== What is required ==
Repeat every record exactly, but keep images out of the copy.

[START Data shown]

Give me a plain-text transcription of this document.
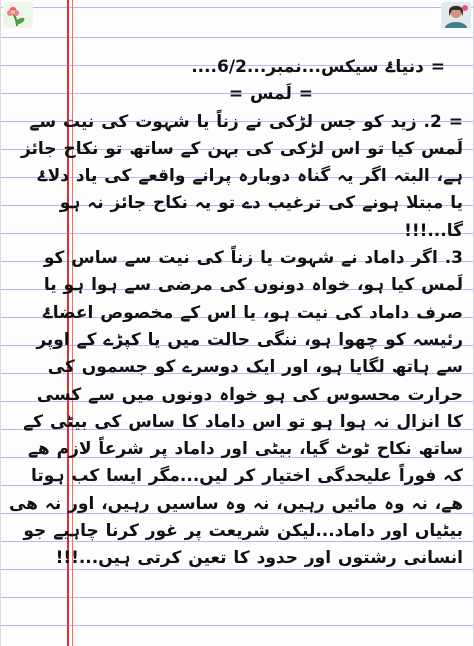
= دنیاۓ سیکس...نمبر...6/2....
= لَمس =
= 2. زید کو جس لڑکی نے زناً یا شہوت کی نیت سے
لَمس کیا تو اس لڑکی کی بہن کے ساتھ تو نکاح جائز
ہے، البتہ اگر یہ گناہ دوبارہ پرانے واقعے کی یاد دلاۓ
یا مبتلا ہونے کی ترغیب دے تو یہ نکاح جائز نہ ہو
گا...!!!
3. اگر داماد نے شہوت یا زناً کی نیت سے ساس کو
لَمس کیا ہو، خواہ دونوں کی مرضی سے ہوا ہو یا
صرف داماد کی نیت ہو، یا اس کے مخصوص اعضاۓ
رئیسہ کو چھوا ہو، ننگی حالت میں یا کپڑے کے اوپر
سے ہاتھ لگایا ہو، اور ایک دوسرے کو جسموں کی
حرارت محسوس کی ہو خواہ دونوں میں سے کسی
کا انزال نہ ہوا ہو تو اس داماد کا ساس کی بیٹی کے
ساتھ نکاح ٹوٹ گیا، بیٹی اور داماد پر شرعاً لازم ھے
کہ فوراً علیحدگی اختیار کر لیں...مگر ایسا کب ہوتا
ھے، نہ وہ مائیں رہیں، نہ وہ ساسیں رہیں، اور نہ ھی
بیٹیاں اور داماد...لیکن شریعت پر غور کرنا چاہیے جو
انسانی رشتوں اور حدود کا تعین کرتی ہیں...!!!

[END Data shown]

== Complete response ==
Give me a plain-text transcription of this document.
= دنیاۓ سیکس...نمبر...6/2....
= لَمس =
= 2. زید کو جس لڑکی نے زناً یا شہوت کی نیت سے
لَمس کیا تو اس لڑکی کی بہن کے ساتھ تو نکاح جائز
ہے، البتہ اگر یہ گناہ دوبارہ پرانے واقعے کی یاد دلاۓ
یا مبتلا ہونے کی ترغیب دے تو یہ نکاح جائز نہ ہو
گا...!!!
3. اگر داماد نے شہوت یا زناً کی نیت سے ساس کو
لَمس کیا ہو، خواہ دونوں کی مرضی سے ہوا ہو یا
صرف داماد کی نیت ہو، یا اس کے مخصوص اعضاۓ
رئیسہ کو چھوا ہو، ننگی حالت میں یا کپڑے کے اوپر
سے ہاتھ لگایا ہو، اور ایک دوسرے کو جسموں کی
حرارت محسوس کی ہو خواہ دونوں میں سے کسی
کا انزال نہ ہوا ہو تو اس داماد کا ساس کی بیٹی کے
ساتھ نکاح ٹوٹ گیا، بیٹی اور داماد پر شرعاً لازم ھے
کہ فوراً علیحدگی اختیار کر لیں...مگر ایسا کب ہوتا
ھے، نہ وہ مائیں رہیں، نہ وہ ساسیں رہیں، اور نہ ھی
بیٹیاں اور داماد...لیکن شریعت پر غور کرنا چاہیے جو
انسانی رشتوں اور حدود کا تعین کرتی ہیں...!!!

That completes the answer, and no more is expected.